▶ **Layout coordinate data**

○ ○ ○ ○ ○

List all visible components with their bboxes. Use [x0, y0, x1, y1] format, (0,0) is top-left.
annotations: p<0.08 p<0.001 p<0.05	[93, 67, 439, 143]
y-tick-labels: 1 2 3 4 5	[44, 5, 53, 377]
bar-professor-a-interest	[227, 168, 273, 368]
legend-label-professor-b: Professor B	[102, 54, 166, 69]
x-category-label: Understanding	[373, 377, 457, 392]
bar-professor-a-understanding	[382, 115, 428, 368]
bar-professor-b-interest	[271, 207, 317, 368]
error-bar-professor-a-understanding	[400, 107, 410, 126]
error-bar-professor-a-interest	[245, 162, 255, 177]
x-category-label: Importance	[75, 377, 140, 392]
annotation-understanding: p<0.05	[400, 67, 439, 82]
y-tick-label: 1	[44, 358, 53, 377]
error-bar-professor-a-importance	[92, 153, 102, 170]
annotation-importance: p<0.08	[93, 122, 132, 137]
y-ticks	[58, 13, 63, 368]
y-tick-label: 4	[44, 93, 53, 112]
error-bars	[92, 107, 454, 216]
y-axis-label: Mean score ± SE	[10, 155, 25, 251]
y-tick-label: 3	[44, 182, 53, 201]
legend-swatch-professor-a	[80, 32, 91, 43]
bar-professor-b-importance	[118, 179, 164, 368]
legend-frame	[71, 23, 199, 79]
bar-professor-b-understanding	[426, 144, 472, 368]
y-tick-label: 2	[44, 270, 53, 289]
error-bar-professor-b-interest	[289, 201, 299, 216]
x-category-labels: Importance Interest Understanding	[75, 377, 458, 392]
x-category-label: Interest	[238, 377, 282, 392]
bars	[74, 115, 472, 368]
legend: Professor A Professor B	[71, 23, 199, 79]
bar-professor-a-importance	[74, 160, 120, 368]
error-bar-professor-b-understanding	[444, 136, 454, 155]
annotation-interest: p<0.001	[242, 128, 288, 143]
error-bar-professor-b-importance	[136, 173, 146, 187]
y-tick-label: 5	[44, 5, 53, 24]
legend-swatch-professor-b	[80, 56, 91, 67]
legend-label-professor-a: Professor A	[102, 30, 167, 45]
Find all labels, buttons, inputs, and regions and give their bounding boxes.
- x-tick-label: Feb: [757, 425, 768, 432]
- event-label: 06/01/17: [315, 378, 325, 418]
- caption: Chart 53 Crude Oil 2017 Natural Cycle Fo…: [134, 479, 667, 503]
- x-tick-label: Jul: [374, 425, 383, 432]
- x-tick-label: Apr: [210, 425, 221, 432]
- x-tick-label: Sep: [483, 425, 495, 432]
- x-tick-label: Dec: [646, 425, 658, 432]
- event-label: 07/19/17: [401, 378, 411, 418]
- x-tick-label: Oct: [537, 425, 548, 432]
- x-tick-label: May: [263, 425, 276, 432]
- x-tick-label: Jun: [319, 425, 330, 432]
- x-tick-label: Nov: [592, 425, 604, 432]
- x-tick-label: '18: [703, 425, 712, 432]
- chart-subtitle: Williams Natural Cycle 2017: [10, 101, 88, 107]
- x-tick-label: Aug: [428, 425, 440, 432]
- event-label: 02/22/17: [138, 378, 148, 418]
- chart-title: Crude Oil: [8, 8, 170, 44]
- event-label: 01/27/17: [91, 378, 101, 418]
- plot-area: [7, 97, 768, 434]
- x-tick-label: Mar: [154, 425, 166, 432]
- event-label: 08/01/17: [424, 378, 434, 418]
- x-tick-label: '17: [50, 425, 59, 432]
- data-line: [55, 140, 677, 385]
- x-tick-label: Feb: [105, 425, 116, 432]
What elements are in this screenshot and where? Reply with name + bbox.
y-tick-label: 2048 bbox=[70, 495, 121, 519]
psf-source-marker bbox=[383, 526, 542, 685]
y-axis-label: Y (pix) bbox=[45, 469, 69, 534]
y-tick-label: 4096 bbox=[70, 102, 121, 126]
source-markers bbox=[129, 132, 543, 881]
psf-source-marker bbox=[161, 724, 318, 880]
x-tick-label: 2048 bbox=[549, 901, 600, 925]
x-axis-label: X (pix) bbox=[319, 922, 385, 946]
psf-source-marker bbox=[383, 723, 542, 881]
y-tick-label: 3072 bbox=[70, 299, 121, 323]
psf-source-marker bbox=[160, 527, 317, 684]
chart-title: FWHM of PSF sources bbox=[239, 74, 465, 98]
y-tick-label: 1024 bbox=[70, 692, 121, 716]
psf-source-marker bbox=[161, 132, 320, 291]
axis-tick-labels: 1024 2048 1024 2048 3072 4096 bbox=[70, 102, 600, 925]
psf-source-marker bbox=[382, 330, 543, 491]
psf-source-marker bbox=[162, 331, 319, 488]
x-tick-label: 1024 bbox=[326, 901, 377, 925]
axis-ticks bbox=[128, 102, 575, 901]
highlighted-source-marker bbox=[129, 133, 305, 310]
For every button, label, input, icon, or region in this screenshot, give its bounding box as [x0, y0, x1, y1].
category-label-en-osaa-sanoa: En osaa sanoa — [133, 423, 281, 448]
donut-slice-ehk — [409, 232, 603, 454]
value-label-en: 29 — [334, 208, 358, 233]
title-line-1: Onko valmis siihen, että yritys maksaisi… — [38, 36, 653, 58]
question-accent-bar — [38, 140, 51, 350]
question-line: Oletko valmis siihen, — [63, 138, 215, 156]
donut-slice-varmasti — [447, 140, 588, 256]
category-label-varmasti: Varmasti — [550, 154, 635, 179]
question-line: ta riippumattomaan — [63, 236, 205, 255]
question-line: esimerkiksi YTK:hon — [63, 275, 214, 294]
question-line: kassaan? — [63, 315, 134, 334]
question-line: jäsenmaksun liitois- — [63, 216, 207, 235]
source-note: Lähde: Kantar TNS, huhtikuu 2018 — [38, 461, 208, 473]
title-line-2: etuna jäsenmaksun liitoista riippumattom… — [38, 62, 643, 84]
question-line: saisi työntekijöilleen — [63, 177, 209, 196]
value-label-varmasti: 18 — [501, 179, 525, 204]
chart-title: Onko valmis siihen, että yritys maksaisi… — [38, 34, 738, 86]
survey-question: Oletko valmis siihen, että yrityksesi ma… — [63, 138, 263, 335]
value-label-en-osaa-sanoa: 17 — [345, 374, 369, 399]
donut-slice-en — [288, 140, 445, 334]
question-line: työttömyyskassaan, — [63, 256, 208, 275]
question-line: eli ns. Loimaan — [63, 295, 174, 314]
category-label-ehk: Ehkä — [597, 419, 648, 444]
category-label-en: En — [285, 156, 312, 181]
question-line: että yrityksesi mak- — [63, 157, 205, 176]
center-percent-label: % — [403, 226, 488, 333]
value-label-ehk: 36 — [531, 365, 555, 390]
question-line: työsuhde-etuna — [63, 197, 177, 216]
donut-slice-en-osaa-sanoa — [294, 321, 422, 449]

○ ○ ○ ○ ○

▶ **The task**
Copy out every line of the records above word for word, without changing anything.

▶ **Solution**
List all visible components with their bboxes. Use [x0, y0, x1, y1] format, (0,0) is top-left.
annotations: p<0.08 p<0.001 p<0.05	[93, 67, 439, 143]
y-tick-labels: 1 2 3 4 5	[44, 5, 53, 377]
bar-professor-a-interest	[227, 168, 273, 368]
legend-label-professor-b: Professor B	[102, 54, 166, 69]
x-category-label: Understanding	[373, 377, 457, 392]
bar-professor-a-understanding	[382, 115, 428, 368]
bar-professor-b-interest	[271, 207, 317, 368]
error-bar-professor-a-understanding	[400, 107, 410, 126]
error-bar-professor-a-interest	[245, 162, 255, 177]
x-category-label: Importance	[75, 377, 140, 392]
annotation-understanding: p<0.05	[400, 67, 439, 82]
y-tick-label: 1	[44, 358, 53, 377]
error-bar-professor-a-importance	[92, 153, 102, 170]
annotation-importance: p<0.08	[93, 122, 132, 137]
y-ticks	[58, 13, 63, 368]
y-tick-label: 4	[44, 93, 53, 112]
error-bars	[92, 107, 454, 216]
y-axis-label: Mean score ± SE	[10, 155, 25, 251]
y-tick-label: 3	[44, 182, 53, 201]
legend-swatch-professor-a	[80, 32, 91, 43]
bar-professor-b-importance	[118, 179, 164, 368]
legend-frame	[71, 23, 199, 79]
bar-professor-b-understanding	[426, 144, 472, 368]
y-tick-label: 2	[44, 270, 53, 289]
error-bar-professor-b-interest	[289, 201, 299, 216]
x-category-labels: Importance Interest Understanding	[75, 377, 458, 392]
x-category-label: Interest	[238, 377, 282, 392]
bars	[74, 115, 472, 368]
legend: Professor A Professor B	[71, 23, 199, 79]
bar-professor-a-importance	[74, 160, 120, 368]
error-bar-professor-b-understanding	[444, 136, 454, 155]
annotation-interest: p<0.001	[242, 128, 288, 143]
error-bar-professor-b-importance	[136, 173, 146, 187]
y-tick-label: 5	[44, 5, 53, 24]
legend-swatch-professor-b	[80, 56, 91, 67]
legend-label-professor-a: Professor A	[102, 30, 167, 45]
Find all labels, buttons, inputs, and regions and give their bounding boxes.
- x-tick-label: Feb: [757, 425, 768, 432]
- event-label: 06/01/17: [315, 378, 325, 418]
- caption: Chart 53 Crude Oil 2017 Natural Cycle Fo…: [134, 479, 667, 503]
- x-tick-label: Jul: [374, 425, 383, 432]
- x-tick-label: Apr: [210, 425, 221, 432]
- x-tick-label: Sep: [483, 425, 495, 432]
- x-tick-label: Dec: [646, 425, 658, 432]
- event-label: 07/19/17: [401, 378, 411, 418]
- x-tick-label: Oct: [537, 425, 548, 432]
- x-tick-label: May: [263, 425, 276, 432]
- x-tick-label: Jun: [319, 425, 330, 432]
- x-tick-label: Nov: [592, 425, 604, 432]
- x-tick-label: '18: [703, 425, 712, 432]
- chart-subtitle: Williams Natural Cycle 2017: [10, 101, 88, 107]
- x-tick-label: Aug: [428, 425, 440, 432]
- event-label: 02/22/17: [138, 378, 148, 418]
- chart-title: Crude Oil: [8, 8, 170, 44]
- event-label: 01/27/17: [91, 378, 101, 418]
- plot-area: [7, 97, 768, 434]
- x-tick-label: Mar: [154, 425, 166, 432]
- event-label: 08/01/17: [424, 378, 434, 418]
- x-tick-label: '17: [50, 425, 59, 432]
- data-line: [55, 140, 677, 385]
- x-tick-label: Feb: [105, 425, 116, 432]
What elements are in this screenshot and where? Reply with name + bbox.
y-tick-label: 2048 bbox=[70, 495, 121, 519]
psf-source-marker bbox=[383, 526, 542, 685]
y-axis-label: Y (pix) bbox=[45, 469, 69, 534]
y-tick-label: 4096 bbox=[70, 102, 121, 126]
source-markers bbox=[129, 132, 543, 881]
psf-source-marker bbox=[161, 724, 318, 880]
x-tick-label: 2048 bbox=[549, 901, 600, 925]
x-axis-label: X (pix) bbox=[319, 922, 385, 946]
psf-source-marker bbox=[383, 723, 542, 881]
y-tick-label: 3072 bbox=[70, 299, 121, 323]
psf-source-marker bbox=[160, 527, 317, 684]
chart-title: FWHM of PSF sources bbox=[239, 74, 465, 98]
y-tick-label: 1024 bbox=[70, 692, 121, 716]
psf-source-marker bbox=[161, 132, 320, 291]
axis-tick-labels: 1024 2048 1024 2048 3072 4096 bbox=[70, 102, 600, 925]
psf-source-marker bbox=[382, 330, 543, 491]
psf-source-marker bbox=[162, 331, 319, 488]
x-tick-label: 1024 bbox=[326, 901, 377, 925]
axis-ticks bbox=[128, 102, 575, 901]
highlighted-source-marker bbox=[129, 133, 305, 310]
For every button, label, input, icon, or region in this screenshot, give its bounding box as [x0, y0, x1, y1].
category-label-en-osaa-sanoa: En osaa sanoa — [133, 423, 281, 448]
donut-slice-ehk — [409, 232, 603, 454]
value-label-en: 29 — [334, 208, 358, 233]
title-line-1: Onko valmis siihen, että yritys maksaisi… — [38, 36, 653, 58]
question-accent-bar — [38, 140, 51, 350]
question-line: Oletko valmis siihen, — [63, 138, 215, 156]
donut-slice-varmasti — [447, 140, 588, 256]
category-label-varmasti: Varmasti — [550, 154, 635, 179]
question-line: ta riippumattomaan — [63, 236, 205, 255]
question-line: esimerkiksi YTK:hon — [63, 275, 214, 294]
question-line: kassaan? — [63, 315, 134, 334]
question-line: jäsenmaksun liitois- — [63, 216, 207, 235]
source-note: Lähde: Kantar TNS, huhtikuu 2018 — [38, 461, 208, 473]
title-line-2: etuna jäsenmaksun liitoista riippumattom… — [38, 62, 643, 84]
question-line: saisi työntekijöilleen — [63, 177, 209, 196]
value-label-varmasti: 18 — [501, 179, 525, 204]
chart-title: Onko valmis siihen, että yritys maksaisi… — [38, 34, 738, 86]
survey-question: Oletko valmis siihen, että yrityksesi ma… — [63, 138, 263, 335]
value-label-en-osaa-sanoa: 17 — [345, 374, 369, 399]
donut-slice-en — [288, 140, 445, 334]
question-line: työttömyyskassaan, — [63, 256, 208, 275]
question-line: eli ns. Loimaan — [63, 295, 174, 314]
category-label-ehk: Ehkä — [597, 419, 648, 444]
category-label-en: En — [285, 156, 312, 181]
question-line: että yrityksesi mak- — [63, 157, 205, 176]
center-percent-label: % — [403, 226, 488, 333]
value-label-ehk: 36 — [531, 365, 555, 390]
question-line: työsuhde-etuna — [63, 197, 177, 216]
donut-slice-en-osaa-sanoa — [294, 321, 422, 449]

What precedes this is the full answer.